Set problem :: Give back the data below word for word and line for line, with the pictures left out.

--------------------------------------------------

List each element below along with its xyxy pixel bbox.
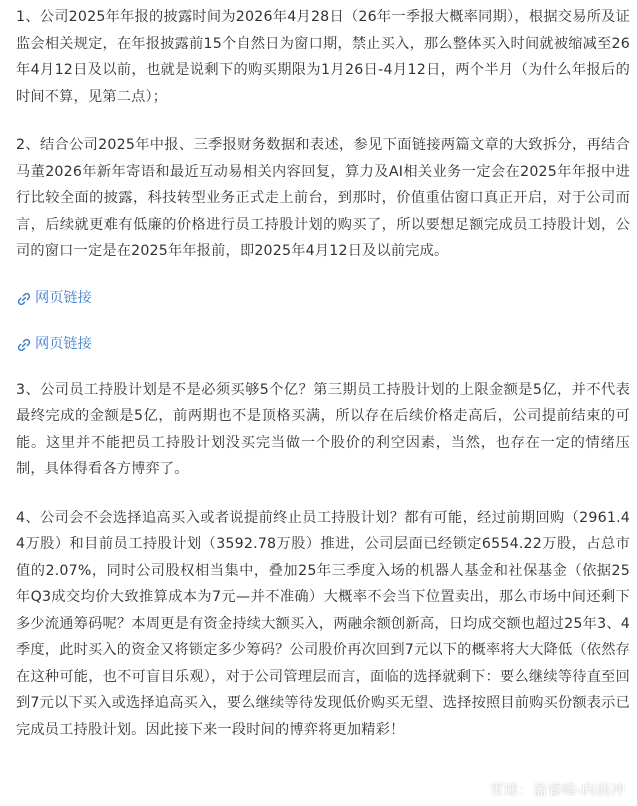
post-body — [16, 0, 630, 743]
paragraph-4: 4、公司会不会选择追高买入或者说提前终止员工持股计划？都有可能，经过前期回购（2961.44万股）和目前员工持股计划（3592.78万股）推进，公司层面已经锁定6554.22万股，占总市值的2.07%，同时公司股权相当集中，叠加25年三季度入场的机器人基金和社保基金（依据25年Q3成交均价大致推算成本为7元—并不准确）大概率不会当下位置卖出，那么市场中间还剩下多少流通筹码呢？本周更是有资金持续大额买入，两融余额创新高，日均成交额也超过25年3、4季度，此时买入的资金又将锁定多少筹码？公司股价再次回到7元以下的概率将大大降低（依然存在这种可能，也不可盲目乐观），对于公司管理层而言，面临的选择就剩下：要么继续等待直至回到7元以下买入或选择追高买入，要么继续等待发现低价购买无望、选择按照目前购买份额表示已完成员工持股计划。因此接下来一段时间的博弈将更加精彩！ — [16, 509, 630, 738]
paragraph-1: 1、公司2025年年报的披露时间为2026年4月28日（26年一季报大概率同期），根据交易所及证监会相关规定，在年报披露前15个自然日为窗口期，禁止买入，那么整体买入时间就被缩减至26年4月12日及以前，也就是说剩下的购买期限为1月26日-4月12日，两个半月（为什么年报后的时间不算，见第二点）； — [16, 9, 630, 105]
watermark — [465, 779, 625, 800]
paragraph-2: 2、结合公司2025年中报、三季报财务数据和表述，参见下面链接两篇文章的大致拆分，再结合马董2026年新年寄语和最近互动易相关内容回复，算力及AI相关业务一定会在2025年年报中进行比较全面的披露，科技转型业务正式走上前台，到那时，价值重估窗口真正开启，对于公司而言，后续就更难有低廉的价格进行员工持股计划的购买了，所以要想足额完成员工持股计划，公司的窗口一定是在2025年年报前，即2025年4月12日及以前完成。 — [16, 137, 630, 259]
web-link-2[interactable] — [16, 331, 630, 357]
snowball-logo-icon — [465, 780, 485, 800]
web-link-label[interactable]: 网页链接 — [35, 335, 92, 352]
link-icon — [16, 290, 32, 306]
web-link-1[interactable] — [16, 285, 630, 311]
watermark-text: 雪球：盈睿峰-向前冲 — [489, 783, 625, 799]
link-icon — [16, 336, 32, 352]
web-link-label[interactable]: 网页链接 — [35, 289, 92, 306]
paragraph-3: 3、公司员工持股计划是不是必须买够5个亿？第三期员工持股计划的上限金额是5亿，并不代表最终完成的金额是5亿，前两期也不是顶格买满，所以存在后续价格走高后，公司提前结束的可能。这里并不能把员工持股计划没买完当做一个股价的利空因素，当然，也存在一定的情绪压制，具体得看各方博弈了。 — [16, 381, 630, 477]
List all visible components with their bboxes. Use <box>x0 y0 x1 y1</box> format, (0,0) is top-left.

--------------------------------------------------

Result for this task ::
List each element below along with its xyxy pixel bbox.
post-body — [16, 0, 630, 743]
paragraph-4: 4、公司会不会选择追高买入或者说提前终止员工持股计划？都有可能，经过前期回购（2961.44万股）和目前员工持股计划（3592.78万股）推进，公司层面已经锁定6554.22万股，占总市值的2.07%，同时公司股权相当集中，叠加25年三季度入场的机器人基金和社保基金（依据25年Q3成交均价大致推算成本为7元—并不准确）大概率不会当下位置卖出，那么市场中间还剩下多少流通筹码呢？本周更是有资金持续大额买入，两融余额创新高，日均成交额也超过25年3、4季度，此时买入的资金又将锁定多少筹码？公司股价再次回到7元以下的概率将大大降低（依然存在这种可能，也不可盲目乐观），对于公司管理层而言，面临的选择就剩下：要么继续等待直至回到7元以下买入或选择追高买入，要么继续等待发现低价购买无望、选择按照目前购买份额表示已完成员工持股计划。因此接下来一段时间的博弈将更加精彩！ — [16, 509, 630, 738]
paragraph-1: 1、公司2025年年报的披露时间为2026年4月28日（26年一季报大概率同期），根据交易所及证监会相关规定，在年报披露前15个自然日为窗口期，禁止买入，那么整体买入时间就被缩减至26年4月12日及以前，也就是说剩下的购买期限为1月26日-4月12日，两个半月（为什么年报后的时间不算，见第二点）； — [16, 9, 630, 105]
watermark — [465, 779, 625, 800]
paragraph-2: 2、结合公司2025年中报、三季报财务数据和表述，参见下面链接两篇文章的大致拆分，再结合马董2026年新年寄语和最近互动易相关内容回复，算力及AI相关业务一定会在2025年年报中进行比较全面的披露，科技转型业务正式走上前台，到那时，价值重估窗口真正开启，对于公司而言，后续就更难有低廉的价格进行员工持股计划的购买了，所以要想足额完成员工持股计划，公司的窗口一定是在2025年年报前，即2025年4月12日及以前完成。 — [16, 137, 630, 259]
web-link-2[interactable] — [16, 331, 630, 357]
snowball-logo-icon — [465, 780, 485, 800]
web-link-label[interactable]: 网页链接 — [35, 335, 92, 352]
link-icon — [16, 290, 32, 306]
web-link-1[interactable] — [16, 285, 630, 311]
watermark-text: 雪球：盈睿峰-向前冲 — [489, 783, 625, 799]
link-icon — [16, 336, 32, 352]
web-link-label[interactable]: 网页链接 — [35, 289, 92, 306]
paragraph-3: 3、公司员工持股计划是不是必须买够5个亿？第三期员工持股计划的上限金额是5亿，并不代表最终完成的金额是5亿，前两期也不是顶格买满，所以存在后续价格走高后，公司提前结束的可能。这里并不能把员工持股计划没买完当做一个股价的利空因素，当然，也存在一定的情绪压制，具体得看各方博弈了。 — [16, 381, 630, 477]
List all visible components with their bboxes. Use <box>x0 y0 x1 y1</box> format, (0,0) is top-left.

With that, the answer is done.